WHAT TO DO
Copy out each line that mentions the word "JSON".
==================================================
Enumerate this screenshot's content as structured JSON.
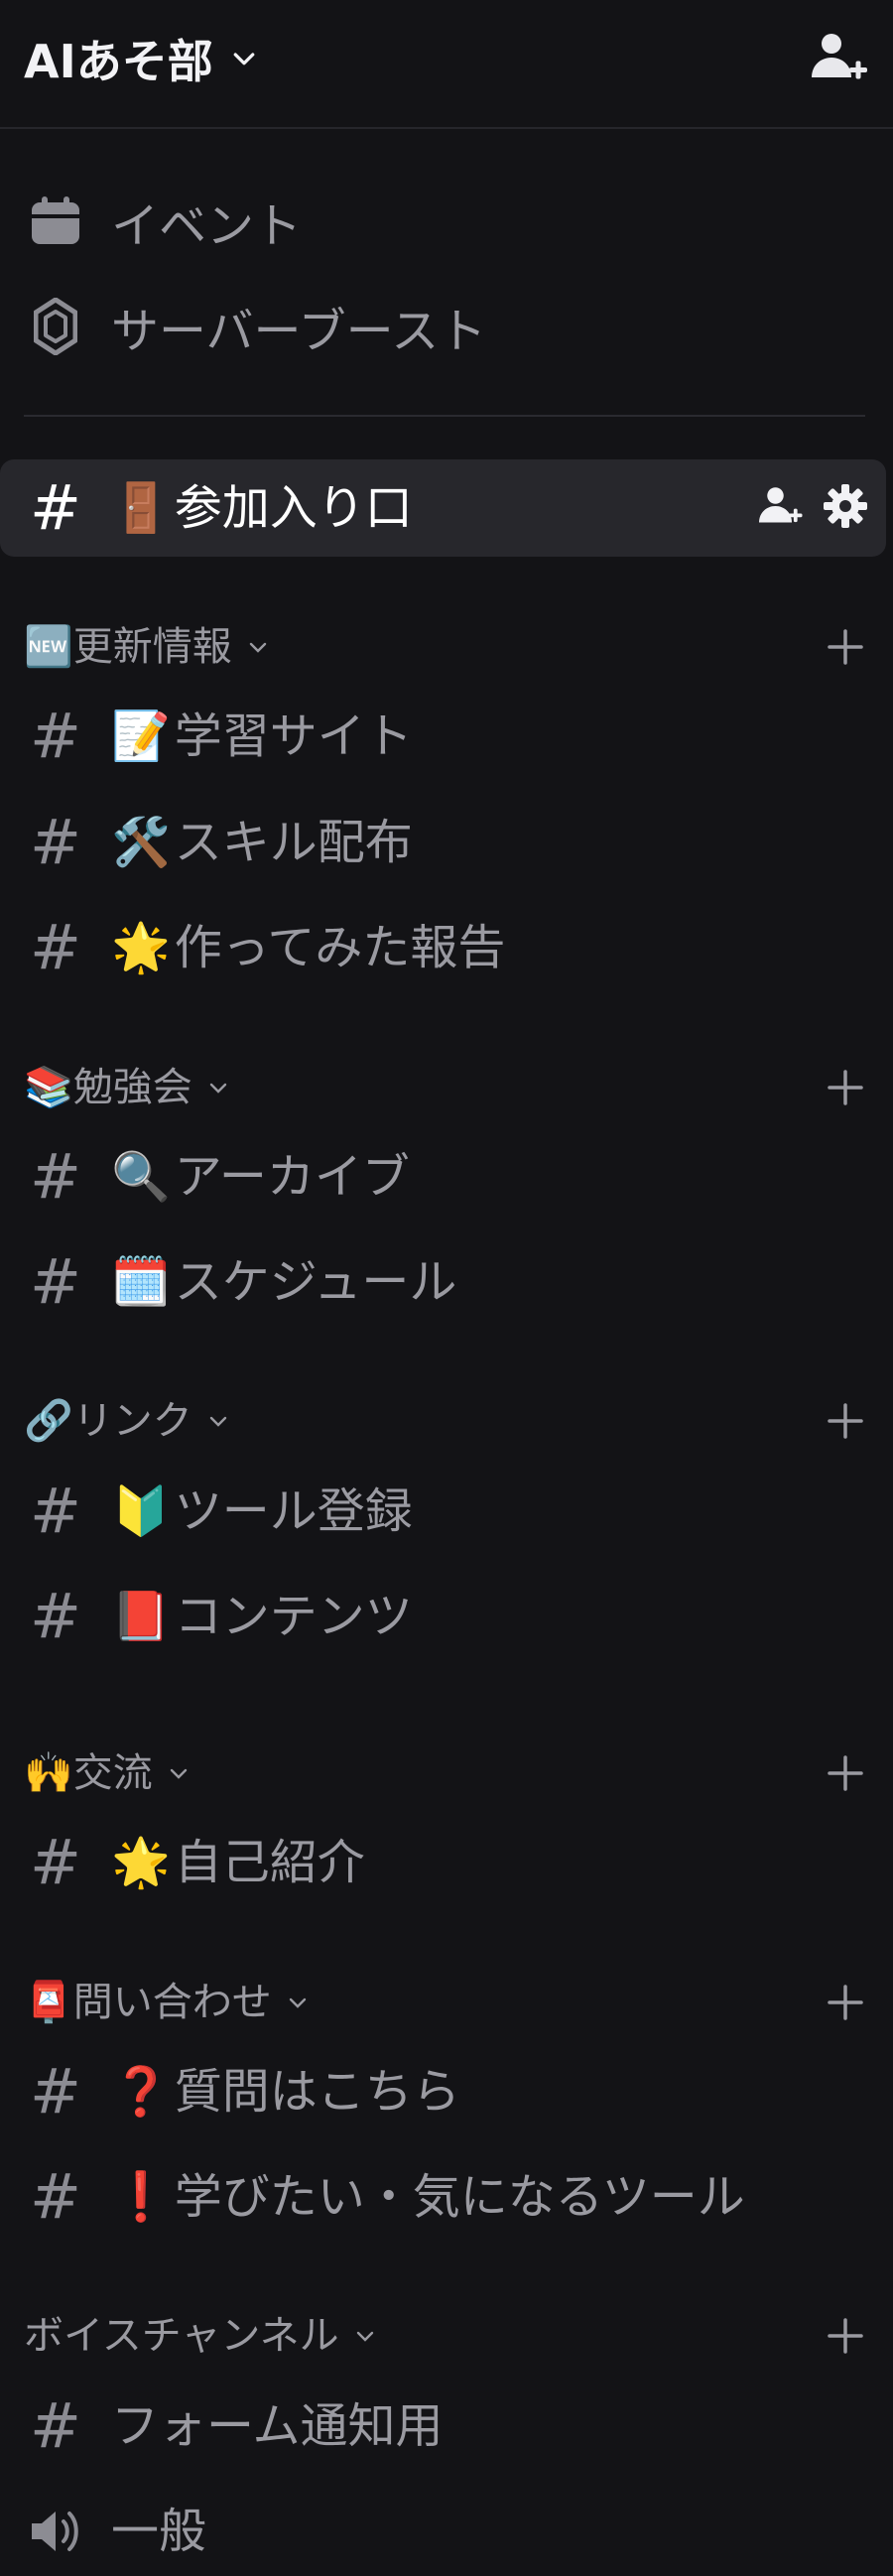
{
  "header": {
    "server_name": "AIあそ部"
  },
  "utilities": [
    {
      "label": "イベント",
      "icon": "calendar-icon"
    },
    {
      "label": "サーバーブースト",
      "icon": "boost-icon"
    }
  ],
  "selected_channel": {
    "emoji": "🚪",
    "name": "参加入り口"
  },
  "categories": [
    {
      "label": "🆕更新情報",
      "channels": [
        {
          "emoji": "📝",
          "name": "学習サイト"
        },
        {
          "emoji": "🛠️",
          "name": "スキル配布"
        },
        {
          "emoji": "🌟",
          "name": "作ってみた報告"
        }
      ]
    },
    {
      "label": "📚勉強会",
      "channels": [
        {
          "emoji": "🔍",
          "name": "アーカイブ"
        },
        {
          "emoji": "🗓️",
          "name": "スケジュール"
        }
      ]
    },
    {
      "label": "🔗リンク",
      "channels": [
        {
          "emoji": "🔰",
          "name": "ツール登録"
        },
        {
          "emoji": "📕",
          "name": "コンテンツ"
        }
      ]
    },
    {
      "label": "🙌交流",
      "channels": [
        {
          "emoji": "🌟",
          "name": "自己紹介"
        }
      ]
    },
    {
      "label": "📮問い合わせ",
      "channels": [
        {
          "emoji": "❓",
          "name": "質問はこちら"
        },
        {
          "emoji": "❗",
          "name": "学びたい・気になるツール"
        }
      ]
    },
    {
      "label": "ボイスチャンネル",
      "channels": [
        {
          "emoji": "",
          "name": "フォーム通知用"
        },
        {
          "emoji": "",
          "name": "一般",
          "voice": true
        }
      ]
    }
  ],
  "colors": {
    "background": "#131316",
    "selected_bg": "#27272c",
    "text": "#9a9aa1",
    "text_active": "#ffffff"
  }
}
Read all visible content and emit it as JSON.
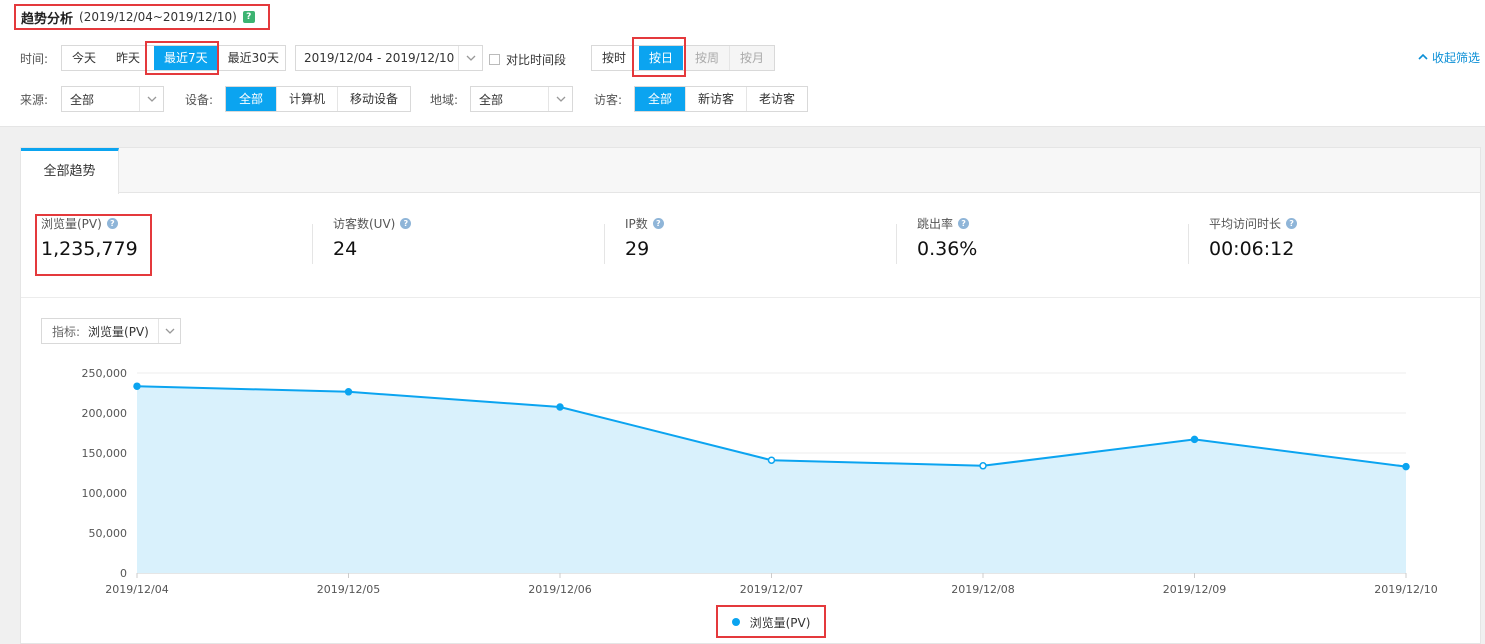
{
  "header": {
    "title": "趋势分析",
    "range": "(2019/12/04~2019/12/10)",
    "help_icon": "?"
  },
  "filters": {
    "time": {
      "label": "时间:",
      "options": [
        "今天",
        "昨天",
        "最近7天",
        "最近30天"
      ],
      "active": "最近7天"
    },
    "date_range": "2019/12/04 - 2019/12/10",
    "compare_label": "对比时间段",
    "granularity": {
      "options": [
        "按时",
        "按日",
        "按周",
        "按月"
      ],
      "active": "按日",
      "disabled": [
        "按周",
        "按月"
      ]
    },
    "collapse_label": "收起筛选",
    "source": {
      "label": "来源:",
      "value": "全部"
    },
    "device": {
      "label": "设备:",
      "options": [
        "全部",
        "计算机",
        "移动设备"
      ],
      "active": "全部"
    },
    "region": {
      "label": "地域:",
      "value": "全部"
    },
    "visitor": {
      "label": "访客:",
      "options": [
        "全部",
        "新访客",
        "老访客"
      ],
      "active": "全部"
    }
  },
  "tab": {
    "label": "全部趋势"
  },
  "metrics": [
    {
      "label": "浏览量(PV)",
      "value": "1,235,779"
    },
    {
      "label": "访客数(UV)",
      "value": "24"
    },
    {
      "label": "IP数",
      "value": "29"
    },
    {
      "label": "跳出率",
      "value": "0.36%"
    },
    {
      "label": "平均访问时长",
      "value": "00:06:12"
    }
  ],
  "indicator": {
    "label": "指标:",
    "value": "浏览量(PV)"
  },
  "colors": {
    "accent": "#0ba4f0",
    "area_fill": "#d9f1fc",
    "highlight": "#e4393c"
  },
  "chart_data": {
    "type": "area",
    "x": [
      "2019/12/04",
      "2019/12/05",
      "2019/12/06",
      "2019/12/07",
      "2019/12/08",
      "2019/12/09",
      "2019/12/10"
    ],
    "series": [
      {
        "name": "浏览量(PV)",
        "values": [
          233500,
          226500,
          207500,
          141000,
          134000,
          167000,
          133000
        ]
      }
    ],
    "ylim": [
      0,
      250000
    ],
    "yticks": [
      "250,000",
      "200,000",
      "150,000",
      "100,000",
      "50,000",
      "0"
    ],
    "ytick_values": [
      250000,
      200000,
      150000,
      100000,
      50000,
      0
    ],
    "grid": true,
    "legend": "bottom-center"
  }
}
==================================================
FINISHED ANSWER
Enumerate this screenshot's content as structured JSON.
Read all visible content and emit it as JSON.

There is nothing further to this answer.